# [PROBLEM TO WORK ON]
Beneath this sentence is a set of records; write each of them out exactly.

# [MATERIAL SHOWN]
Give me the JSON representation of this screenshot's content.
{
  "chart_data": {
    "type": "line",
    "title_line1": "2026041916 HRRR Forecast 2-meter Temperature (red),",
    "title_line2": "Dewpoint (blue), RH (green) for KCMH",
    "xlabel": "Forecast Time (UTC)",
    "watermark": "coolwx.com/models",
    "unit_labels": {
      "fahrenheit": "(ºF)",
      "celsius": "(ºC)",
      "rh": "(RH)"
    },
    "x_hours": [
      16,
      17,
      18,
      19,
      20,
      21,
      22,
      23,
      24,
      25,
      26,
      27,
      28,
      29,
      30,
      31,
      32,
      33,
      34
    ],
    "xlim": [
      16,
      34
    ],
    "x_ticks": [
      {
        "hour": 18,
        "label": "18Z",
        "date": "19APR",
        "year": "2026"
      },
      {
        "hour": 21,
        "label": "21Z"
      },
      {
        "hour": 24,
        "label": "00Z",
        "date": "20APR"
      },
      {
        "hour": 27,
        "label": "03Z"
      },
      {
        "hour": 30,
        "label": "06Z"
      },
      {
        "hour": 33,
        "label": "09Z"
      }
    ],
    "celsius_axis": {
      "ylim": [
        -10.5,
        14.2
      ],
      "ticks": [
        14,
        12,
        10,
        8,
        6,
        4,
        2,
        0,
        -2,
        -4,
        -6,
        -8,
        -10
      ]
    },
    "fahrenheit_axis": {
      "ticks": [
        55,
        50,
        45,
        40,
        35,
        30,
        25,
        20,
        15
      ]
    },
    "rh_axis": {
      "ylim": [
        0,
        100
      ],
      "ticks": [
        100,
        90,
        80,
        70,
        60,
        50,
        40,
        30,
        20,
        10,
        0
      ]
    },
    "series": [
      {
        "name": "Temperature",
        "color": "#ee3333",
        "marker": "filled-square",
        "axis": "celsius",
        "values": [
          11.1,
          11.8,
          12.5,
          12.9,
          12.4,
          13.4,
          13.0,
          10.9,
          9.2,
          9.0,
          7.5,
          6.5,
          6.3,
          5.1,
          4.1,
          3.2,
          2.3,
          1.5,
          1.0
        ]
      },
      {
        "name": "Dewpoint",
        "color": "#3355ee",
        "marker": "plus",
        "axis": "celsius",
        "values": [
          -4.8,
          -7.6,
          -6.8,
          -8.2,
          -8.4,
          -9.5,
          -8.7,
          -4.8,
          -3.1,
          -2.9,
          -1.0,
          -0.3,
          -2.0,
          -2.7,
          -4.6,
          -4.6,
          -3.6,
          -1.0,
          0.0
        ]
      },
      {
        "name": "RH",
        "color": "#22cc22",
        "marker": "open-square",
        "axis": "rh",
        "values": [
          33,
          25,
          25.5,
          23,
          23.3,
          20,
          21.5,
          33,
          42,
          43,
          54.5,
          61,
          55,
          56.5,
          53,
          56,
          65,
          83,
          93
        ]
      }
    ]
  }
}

# [OUTPUT]
Give me the JSON representation of this screenshot's content.
{
  "chart_data": {
    "type": "line",
    "title_line1": "2026041916 HRRR Forecast 2-meter Temperature (red),",
    "title_line2": "Dewpoint (blue), RH (green) for KCMH",
    "xlabel": "Forecast Time (UTC)",
    "watermark": "coolwx.com/models",
    "unit_labels": {
      "fahrenheit": "(ºF)",
      "celsius": "(ºC)",
      "rh": "(RH)"
    },
    "x_hours": [
      16,
      17,
      18,
      19,
      20,
      21,
      22,
      23,
      24,
      25,
      26,
      27,
      28,
      29,
      30,
      31,
      32,
      33,
      34
    ],
    "xlim": [
      16,
      34
    ],
    "x_ticks": [
      {
        "hour": 18,
        "label": "18Z",
        "date": "19APR",
        "year": "2026"
      },
      {
        "hour": 21,
        "label": "21Z"
      },
      {
        "hour": 24,
        "label": "00Z",
        "date": "20APR"
      },
      {
        "hour": 27,
        "label": "03Z"
      },
      {
        "hour": 30,
        "label": "06Z"
      },
      {
        "hour": 33,
        "label": "09Z"
      }
    ],
    "celsius_axis": {
      "ylim": [
        -10.5,
        14.2
      ],
      "ticks": [
        14,
        12,
        10,
        8,
        6,
        4,
        2,
        0,
        -2,
        -4,
        -6,
        -8,
        -10
      ]
    },
    "fahrenheit_axis": {
      "ticks": [
        55,
        50,
        45,
        40,
        35,
        30,
        25,
        20,
        15
      ]
    },
    "rh_axis": {
      "ylim": [
        0,
        100
      ],
      "ticks": [
        100,
        90,
        80,
        70,
        60,
        50,
        40,
        30,
        20,
        10,
        0
      ]
    },
    "series": [
      {
        "name": "Temperature",
        "color": "#ee3333",
        "marker": "filled-square",
        "axis": "celsius",
        "values": [
          11.1,
          11.8,
          12.5,
          12.9,
          12.4,
          13.4,
          13.0,
          10.9,
          9.2,
          9.0,
          7.5,
          6.5,
          6.3,
          5.1,
          4.1,
          3.2,
          2.3,
          1.5,
          1.0
        ]
      },
      {
        "name": "Dewpoint",
        "color": "#3355ee",
        "marker": "plus",
        "axis": "celsius",
        "values": [
          -4.8,
          -7.6,
          -6.8,
          -8.2,
          -8.4,
          -9.5,
          -8.7,
          -4.8,
          -3.1,
          -2.9,
          -1.0,
          -0.3,
          -2.0,
          -2.7,
          -4.6,
          -4.6,
          -3.6,
          -1.0,
          0.0
        ]
      },
      {
        "name": "RH",
        "color": "#22cc22",
        "marker": "open-square",
        "axis": "rh",
        "values": [
          33,
          25,
          25.5,
          23,
          23.3,
          20,
          21.5,
          33,
          42,
          43,
          54.5,
          61,
          55,
          56.5,
          53,
          56,
          65,
          83,
          93
        ]
      }
    ]
  }
}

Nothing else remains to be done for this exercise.